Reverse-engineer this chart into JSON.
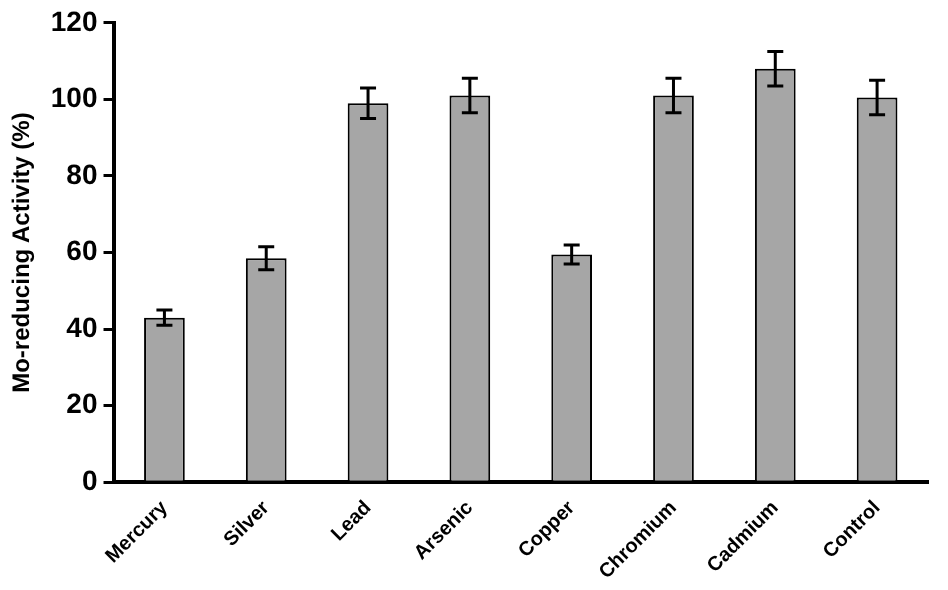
{
  "chart_data": {
    "type": "bar",
    "ylabel": "Mo-reducing Activity (%)",
    "categories": [
      "Mercury",
      "Silver",
      "Lead",
      "Arsenic",
      "Copper",
      "Chromium",
      "Cadmium",
      "Control"
    ],
    "values": [
      43,
      58.5,
      99,
      101,
      59.5,
      101,
      108,
      100.5
    ],
    "errors": [
      2,
      3,
      4,
      4.5,
      2.5,
      4.5,
      4.5,
      4.5
    ],
    "color": "#a6a6a6",
    "ylim": [
      0,
      120
    ],
    "yticks": [
      0,
      20,
      40,
      60,
      80,
      100,
      120
    ],
    "grid": false,
    "legend": false
  }
}
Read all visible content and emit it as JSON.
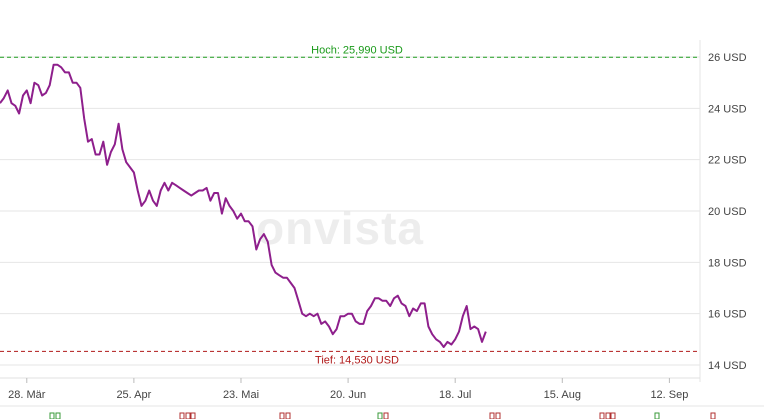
{
  "watermark": "onvista",
  "chart_data": {
    "type": "line",
    "currency_unit": "USD",
    "line_color": "#8e1f8c",
    "high": {
      "value": 25.99,
      "label": "Hoch: 25,990 USD",
      "color": "#1a9a1a"
    },
    "low": {
      "value": 14.53,
      "label": "Tief: 14,530 USD",
      "color": "#b01a1a"
    },
    "ylim": [
      14,
      26
    ],
    "y_ticks": [
      {
        "value": 26,
        "label": "26 USD"
      },
      {
        "value": 24,
        "label": "24 USD"
      },
      {
        "value": 22,
        "label": "22 USD"
      },
      {
        "value": 20,
        "label": "20 USD"
      },
      {
        "value": 18,
        "label": "18 USD"
      },
      {
        "value": 16,
        "label": "16 USD"
      },
      {
        "value": 14,
        "label": "14 USD"
      }
    ],
    "x_range": [
      "2024-03-21",
      "2024-09-20"
    ],
    "x_ticks": [
      {
        "date": "2024-03-28",
        "label": "28. Mär"
      },
      {
        "date": "2024-04-25",
        "label": "25. Apr"
      },
      {
        "date": "2024-05-23",
        "label": "23. Mai"
      },
      {
        "date": "2024-06-20",
        "label": "20. Jun"
      },
      {
        "date": "2024-07-18",
        "label": "18. Jul"
      },
      {
        "date": "2024-08-15",
        "label": "15. Aug"
      },
      {
        "date": "2024-09-12",
        "label": "12. Sep"
      }
    ],
    "grid": true,
    "series": [
      {
        "points": [
          [
            "2024-03-21",
            24.2
          ],
          [
            "2024-03-22",
            24.4
          ],
          [
            "2024-03-23",
            24.7
          ],
          [
            "2024-03-24",
            24.2
          ],
          [
            "2024-03-25",
            24.1
          ],
          [
            "2024-03-26",
            23.8
          ],
          [
            "2024-03-27",
            24.5
          ],
          [
            "2024-03-28",
            24.7
          ],
          [
            "2024-03-29",
            24.2
          ],
          [
            "2024-03-30",
            25.0
          ],
          [
            "2024-03-31",
            24.9
          ],
          [
            "2024-04-01",
            24.5
          ],
          [
            "2024-04-02",
            24.6
          ],
          [
            "2024-04-03",
            24.9
          ],
          [
            "2024-04-04",
            25.7
          ],
          [
            "2024-04-05",
            25.7
          ],
          [
            "2024-04-06",
            25.6
          ],
          [
            "2024-04-07",
            25.4
          ],
          [
            "2024-04-08",
            25.4
          ],
          [
            "2024-04-09",
            25.0
          ],
          [
            "2024-04-10",
            25.0
          ],
          [
            "2024-04-11",
            24.8
          ],
          [
            "2024-04-12",
            23.6
          ],
          [
            "2024-04-13",
            22.7
          ],
          [
            "2024-04-14",
            22.8
          ],
          [
            "2024-04-15",
            22.2
          ],
          [
            "2024-04-16",
            22.2
          ],
          [
            "2024-04-17",
            22.7
          ],
          [
            "2024-04-18",
            21.8
          ],
          [
            "2024-04-19",
            22.3
          ],
          [
            "2024-04-20",
            22.6
          ],
          [
            "2024-04-21",
            23.4
          ],
          [
            "2024-04-22",
            22.4
          ],
          [
            "2024-04-23",
            21.9
          ],
          [
            "2024-04-24",
            21.7
          ],
          [
            "2024-04-25",
            21.5
          ],
          [
            "2024-04-26",
            20.8
          ],
          [
            "2024-04-27",
            20.2
          ],
          [
            "2024-04-28",
            20.4
          ],
          [
            "2024-04-29",
            20.8
          ],
          [
            "2024-04-30",
            20.4
          ],
          [
            "2024-05-01",
            20.2
          ],
          [
            "2024-05-02",
            20.8
          ],
          [
            "2024-05-03",
            21.1
          ],
          [
            "2024-05-04",
            20.8
          ],
          [
            "2024-05-05",
            21.1
          ],
          [
            "2024-05-06",
            21.0
          ],
          [
            "2024-05-07",
            20.9
          ],
          [
            "2024-05-08",
            20.8
          ],
          [
            "2024-05-09",
            20.7
          ],
          [
            "2024-05-10",
            20.6
          ],
          [
            "2024-05-11",
            20.7
          ],
          [
            "2024-05-12",
            20.8
          ],
          [
            "2024-05-13",
            20.8
          ],
          [
            "2024-05-14",
            20.9
          ],
          [
            "2024-05-15",
            20.4
          ],
          [
            "2024-05-16",
            20.7
          ],
          [
            "2024-05-17",
            20.7
          ],
          [
            "2024-05-18",
            19.9
          ],
          [
            "2024-05-19",
            20.5
          ],
          [
            "2024-05-20",
            20.2
          ],
          [
            "2024-05-21",
            20.0
          ],
          [
            "2024-05-22",
            19.7
          ],
          [
            "2024-05-23",
            19.9
          ],
          [
            "2024-05-24",
            19.6
          ],
          [
            "2024-05-25",
            19.6
          ],
          [
            "2024-05-26",
            19.4
          ],
          [
            "2024-05-27",
            18.5
          ],
          [
            "2024-05-28",
            18.9
          ],
          [
            "2024-05-29",
            19.1
          ],
          [
            "2024-05-30",
            18.8
          ],
          [
            "2024-05-31",
            17.9
          ],
          [
            "2024-06-01",
            17.6
          ],
          [
            "2024-06-02",
            17.5
          ],
          [
            "2024-06-03",
            17.4
          ],
          [
            "2024-06-04",
            17.4
          ],
          [
            "2024-06-05",
            17.2
          ],
          [
            "2024-06-06",
            17.0
          ],
          [
            "2024-06-07",
            16.5
          ],
          [
            "2024-06-08",
            16.0
          ],
          [
            "2024-06-09",
            15.9
          ],
          [
            "2024-06-10",
            16.0
          ],
          [
            "2024-06-11",
            15.9
          ],
          [
            "2024-06-12",
            16.0
          ],
          [
            "2024-06-13",
            15.6
          ],
          [
            "2024-06-14",
            15.7
          ],
          [
            "2024-06-15",
            15.5
          ],
          [
            "2024-06-16",
            15.2
          ],
          [
            "2024-06-17",
            15.4
          ],
          [
            "2024-06-18",
            15.9
          ],
          [
            "2024-06-19",
            15.9
          ],
          [
            "2024-06-20",
            16.0
          ],
          [
            "2024-06-21",
            16.0
          ],
          [
            "2024-06-22",
            15.7
          ],
          [
            "2024-06-23",
            15.6
          ],
          [
            "2024-06-24",
            15.6
          ],
          [
            "2024-06-25",
            16.1
          ],
          [
            "2024-06-26",
            16.3
          ],
          [
            "2024-06-27",
            16.6
          ],
          [
            "2024-06-28",
            16.6
          ],
          [
            "2024-06-29",
            16.5
          ],
          [
            "2024-06-30",
            16.5
          ],
          [
            "2024-07-01",
            16.3
          ],
          [
            "2024-07-02",
            16.6
          ],
          [
            "2024-07-03",
            16.7
          ],
          [
            "2024-07-04",
            16.4
          ],
          [
            "2024-07-05",
            16.3
          ],
          [
            "2024-07-06",
            15.9
          ],
          [
            "2024-07-07",
            16.2
          ],
          [
            "2024-07-08",
            16.1
          ],
          [
            "2024-07-09",
            16.4
          ],
          [
            "2024-07-10",
            16.4
          ],
          [
            "2024-07-11",
            15.5
          ],
          [
            "2024-07-12",
            15.2
          ],
          [
            "2024-07-13",
            15.0
          ],
          [
            "2024-07-14",
            14.9
          ],
          [
            "2024-07-15",
            14.7
          ],
          [
            "2024-07-16",
            14.9
          ],
          [
            "2024-07-17",
            14.8
          ],
          [
            "2024-07-18",
            15.0
          ],
          [
            "2024-07-19",
            15.3
          ],
          [
            "2024-07-20",
            15.9
          ],
          [
            "2024-07-21",
            16.3
          ],
          [
            "2024-07-22",
            15.4
          ],
          [
            "2024-07-23",
            15.5
          ],
          [
            "2024-07-24",
            15.4
          ],
          [
            "2024-07-25",
            14.9
          ],
          [
            "2024-07-26",
            15.3
          ]
        ]
      }
    ]
  }
}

▸ What needs to be done
Select all lines in the listing above where the word "JSON" appears, and show them.

▸ Task solution
Reverse-engineer this chart into JSON.
Read all visible content and emit it as JSON.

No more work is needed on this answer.